DATASET CONTENT:
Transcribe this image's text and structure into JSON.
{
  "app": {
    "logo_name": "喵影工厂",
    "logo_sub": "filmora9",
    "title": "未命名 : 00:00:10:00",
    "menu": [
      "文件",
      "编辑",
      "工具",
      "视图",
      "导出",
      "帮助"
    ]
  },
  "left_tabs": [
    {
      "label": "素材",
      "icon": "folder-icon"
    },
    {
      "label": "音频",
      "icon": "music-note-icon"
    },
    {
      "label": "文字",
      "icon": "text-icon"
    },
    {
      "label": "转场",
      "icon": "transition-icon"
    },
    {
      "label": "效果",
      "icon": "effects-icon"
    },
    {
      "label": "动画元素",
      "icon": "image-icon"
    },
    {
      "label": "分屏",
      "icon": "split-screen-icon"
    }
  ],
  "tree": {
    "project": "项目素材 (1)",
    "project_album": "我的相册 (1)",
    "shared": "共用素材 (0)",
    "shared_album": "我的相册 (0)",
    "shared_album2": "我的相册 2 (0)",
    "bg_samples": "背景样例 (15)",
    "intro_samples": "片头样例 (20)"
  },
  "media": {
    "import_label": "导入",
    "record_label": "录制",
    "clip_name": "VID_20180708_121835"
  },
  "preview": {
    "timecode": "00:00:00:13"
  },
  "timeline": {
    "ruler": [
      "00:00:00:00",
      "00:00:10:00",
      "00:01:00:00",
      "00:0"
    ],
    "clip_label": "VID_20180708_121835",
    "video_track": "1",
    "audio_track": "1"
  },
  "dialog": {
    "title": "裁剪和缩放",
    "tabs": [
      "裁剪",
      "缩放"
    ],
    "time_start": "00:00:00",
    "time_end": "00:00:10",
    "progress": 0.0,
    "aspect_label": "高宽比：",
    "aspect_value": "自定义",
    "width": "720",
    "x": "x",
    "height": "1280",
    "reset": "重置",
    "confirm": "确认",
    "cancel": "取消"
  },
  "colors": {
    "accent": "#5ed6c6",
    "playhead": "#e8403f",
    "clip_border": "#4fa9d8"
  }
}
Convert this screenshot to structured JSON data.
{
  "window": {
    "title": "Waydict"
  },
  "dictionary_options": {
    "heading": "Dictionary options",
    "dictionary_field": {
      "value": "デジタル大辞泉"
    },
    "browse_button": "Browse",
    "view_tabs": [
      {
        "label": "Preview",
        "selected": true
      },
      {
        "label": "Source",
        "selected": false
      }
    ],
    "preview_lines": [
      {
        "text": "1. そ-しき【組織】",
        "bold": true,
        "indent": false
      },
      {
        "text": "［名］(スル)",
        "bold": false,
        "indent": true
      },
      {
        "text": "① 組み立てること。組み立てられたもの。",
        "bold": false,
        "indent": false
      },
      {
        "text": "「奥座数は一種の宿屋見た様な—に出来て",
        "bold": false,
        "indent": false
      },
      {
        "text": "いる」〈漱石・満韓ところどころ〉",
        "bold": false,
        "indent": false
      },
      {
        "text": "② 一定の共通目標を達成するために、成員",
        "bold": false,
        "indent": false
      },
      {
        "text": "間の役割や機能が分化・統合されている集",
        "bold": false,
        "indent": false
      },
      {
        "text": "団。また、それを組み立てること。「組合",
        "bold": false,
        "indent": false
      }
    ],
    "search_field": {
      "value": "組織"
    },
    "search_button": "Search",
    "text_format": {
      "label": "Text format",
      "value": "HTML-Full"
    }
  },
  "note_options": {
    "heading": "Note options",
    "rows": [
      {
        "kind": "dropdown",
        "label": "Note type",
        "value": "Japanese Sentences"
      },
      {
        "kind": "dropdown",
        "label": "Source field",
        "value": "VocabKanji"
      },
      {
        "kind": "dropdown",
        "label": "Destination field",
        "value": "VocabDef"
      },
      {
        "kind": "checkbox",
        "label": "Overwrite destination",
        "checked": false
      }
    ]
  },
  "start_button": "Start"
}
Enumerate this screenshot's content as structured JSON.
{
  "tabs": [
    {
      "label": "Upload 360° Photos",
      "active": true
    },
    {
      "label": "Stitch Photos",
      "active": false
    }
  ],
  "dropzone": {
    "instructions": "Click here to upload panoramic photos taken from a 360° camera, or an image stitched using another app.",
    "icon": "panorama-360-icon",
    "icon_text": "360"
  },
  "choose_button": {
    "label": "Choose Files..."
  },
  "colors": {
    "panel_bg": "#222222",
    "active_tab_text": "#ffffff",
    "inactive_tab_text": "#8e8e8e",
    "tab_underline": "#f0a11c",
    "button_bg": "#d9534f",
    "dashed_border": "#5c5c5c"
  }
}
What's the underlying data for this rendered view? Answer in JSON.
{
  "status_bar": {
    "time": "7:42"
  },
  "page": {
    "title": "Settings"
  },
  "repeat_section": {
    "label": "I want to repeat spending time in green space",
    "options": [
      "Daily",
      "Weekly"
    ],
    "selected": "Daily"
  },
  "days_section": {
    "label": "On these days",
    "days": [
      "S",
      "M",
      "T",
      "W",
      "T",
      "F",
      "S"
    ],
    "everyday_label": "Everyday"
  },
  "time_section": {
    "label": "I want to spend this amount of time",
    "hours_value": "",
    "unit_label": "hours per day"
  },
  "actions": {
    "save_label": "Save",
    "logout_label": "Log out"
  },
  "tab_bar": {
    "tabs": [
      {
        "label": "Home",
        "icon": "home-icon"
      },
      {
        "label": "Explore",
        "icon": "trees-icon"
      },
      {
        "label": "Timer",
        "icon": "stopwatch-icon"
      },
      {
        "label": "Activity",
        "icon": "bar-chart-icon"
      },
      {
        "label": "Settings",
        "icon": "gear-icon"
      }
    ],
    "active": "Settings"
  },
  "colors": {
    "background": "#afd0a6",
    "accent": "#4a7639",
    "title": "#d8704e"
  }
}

EXERCISE REQUIREMENTS: Write out the complete set of records exactly as given.

COMPLETE ANSWER:
Transcribe this image's text and structure into JSON.
{
  "app": {
    "logo_name": "喵影工厂",
    "logo_sub": "filmora9",
    "title": "未命名 : 00:00:10:00",
    "menu": [
      "文件",
      "编辑",
      "工具",
      "视图",
      "导出",
      "帮助"
    ]
  },
  "left_tabs": [
    {
      "label": "素材",
      "icon": "folder-icon"
    },
    {
      "label": "音频",
      "icon": "music-note-icon"
    },
    {
      "label": "文字",
      "icon": "text-icon"
    },
    {
      "label": "转场",
      "icon": "transition-icon"
    },
    {
      "label": "效果",
      "icon": "effects-icon"
    },
    {
      "label": "动画元素",
      "icon": "image-icon"
    },
    {
      "label": "分屏",
      "icon": "split-screen-icon"
    }
  ],
  "tree": {
    "project": "项目素材 (1)",
    "project_album": "我的相册 (1)",
    "shared": "共用素材 (0)",
    "shared_album": "我的相册 (0)",
    "shared_album2": "我的相册 2 (0)",
    "bg_samples": "背景样例 (15)",
    "intro_samples": "片头样例 (20)"
  },
  "media": {
    "import_label": "导入",
    "record_label": "录制",
    "clip_name": "VID_20180708_121835"
  },
  "preview": {
    "timecode": "00:00:00:13"
  },
  "timeline": {
    "ruler": [
      "00:00:00:00",
      "00:00:10:00",
      "00:01:00:00",
      "00:0"
    ],
    "clip_label": "VID_20180708_121835",
    "video_track": "1",
    "audio_track": "1"
  },
  "dialog": {
    "title": "裁剪和缩放",
    "tabs": [
      "裁剪",
      "缩放"
    ],
    "time_start": "00:00:00",
    "time_end": "00:00:10",
    "progress": 0.0,
    "aspect_label": "高宽比：",
    "aspect_value": "自定义",
    "width": "720",
    "x": "x",
    "height": "1280",
    "reset": "重置",
    "confirm": "确认",
    "cancel": "取消"
  },
  "colors": {
    "accent": "#5ed6c6",
    "playhead": "#e8403f",
    "clip_border": "#4fa9d8"
  }
}
Convert this screenshot to structured JSON data.
{
  "window": {
    "title": "Waydict"
  },
  "dictionary_options": {
    "heading": "Dictionary options",
    "dictionary_field": {
      "value": "デジタル大辞泉"
    },
    "browse_button": "Browse",
    "view_tabs": [
      {
        "label": "Preview",
        "selected": true
      },
      {
        "label": "Source",
        "selected": false
      }
    ],
    "preview_lines": [
      {
        "text": "1. そ-しき【組織】",
        "bold": true,
        "indent": false
      },
      {
        "text": "［名］(スル)",
        "bold": false,
        "indent": true
      },
      {
        "text": "① 組み立てること。組み立てられたもの。",
        "bold": false,
        "indent": false
      },
      {
        "text": "「奥座数は一種の宿屋見た様な—に出来て",
        "bold": false,
        "indent": false
      },
      {
        "text": "いる」〈漱石・満韓ところどころ〉",
        "bold": false,
        "indent": false
      },
      {
        "text": "② 一定の共通目標を達成するために、成員",
        "bold": false,
        "indent": false
      },
      {
        "text": "間の役割や機能が分化・統合されている集",
        "bold": false,
        "indent": false
      },
      {
        "text": "団。また、それを組み立てること。「組合",
        "bold": false,
        "indent": false
      }
    ],
    "search_field": {
      "value": "組織"
    },
    "search_button": "Search",
    "text_format": {
      "label": "Text format",
      "value": "HTML-Full"
    }
  },
  "note_options": {
    "heading": "Note options",
    "rows": [
      {
        "kind": "dropdown",
        "label": "Note type",
        "value": "Japanese Sentences"
      },
      {
        "kind": "dropdown",
        "label": "Source field",
        "value": "VocabKanji"
      },
      {
        "kind": "dropdown",
        "label": "Destination field",
        "value": "VocabDef"
      },
      {
        "kind": "checkbox",
        "label": "Overwrite destination",
        "checked": false
      }
    ]
  },
  "start_button": "Start"
}
Enumerate this screenshot's content as structured JSON.
{
  "tabs": [
    {
      "label": "Upload 360° Photos",
      "active": true
    },
    {
      "label": "Stitch Photos",
      "active": false
    }
  ],
  "dropzone": {
    "instructions": "Click here to upload panoramic photos taken from a 360° camera, or an image stitched using another app.",
    "icon": "panorama-360-icon",
    "icon_text": "360"
  },
  "choose_button": {
    "label": "Choose Files..."
  },
  "colors": {
    "panel_bg": "#222222",
    "active_tab_text": "#ffffff",
    "inactive_tab_text": "#8e8e8e",
    "tab_underline": "#f0a11c",
    "button_bg": "#d9534f",
    "dashed_border": "#5c5c5c"
  }
}
What's the underlying data for this rendered view? Answer in JSON.
{
  "status_bar": {
    "time": "7:42"
  },
  "page": {
    "title": "Settings"
  },
  "repeat_section": {
    "label": "I want to repeat spending time in green space",
    "options": [
      "Daily",
      "Weekly"
    ],
    "selected": "Daily"
  },
  "days_section": {
    "label": "On these days",
    "days": [
      "S",
      "M",
      "T",
      "W",
      "T",
      "F",
      "S"
    ],
    "everyday_label": "Everyday"
  },
  "time_section": {
    "label": "I want to spend this amount of time",
    "hours_value": "",
    "unit_label": "hours per day"
  },
  "actions": {
    "save_label": "Save",
    "logout_label": "Log out"
  },
  "tab_bar": {
    "tabs": [
      {
        "label": "Home",
        "icon": "home-icon"
      },
      {
        "label": "Explore",
        "icon": "trees-icon"
      },
      {
        "label": "Timer",
        "icon": "stopwatch-icon"
      },
      {
        "label": "Activity",
        "icon": "bar-chart-icon"
      },
      {
        "label": "Settings",
        "icon": "gear-icon"
      }
    ],
    "active": "Settings"
  },
  "colors": {
    "background": "#afd0a6",
    "accent": "#4a7639",
    "title": "#d8704e"
  }
}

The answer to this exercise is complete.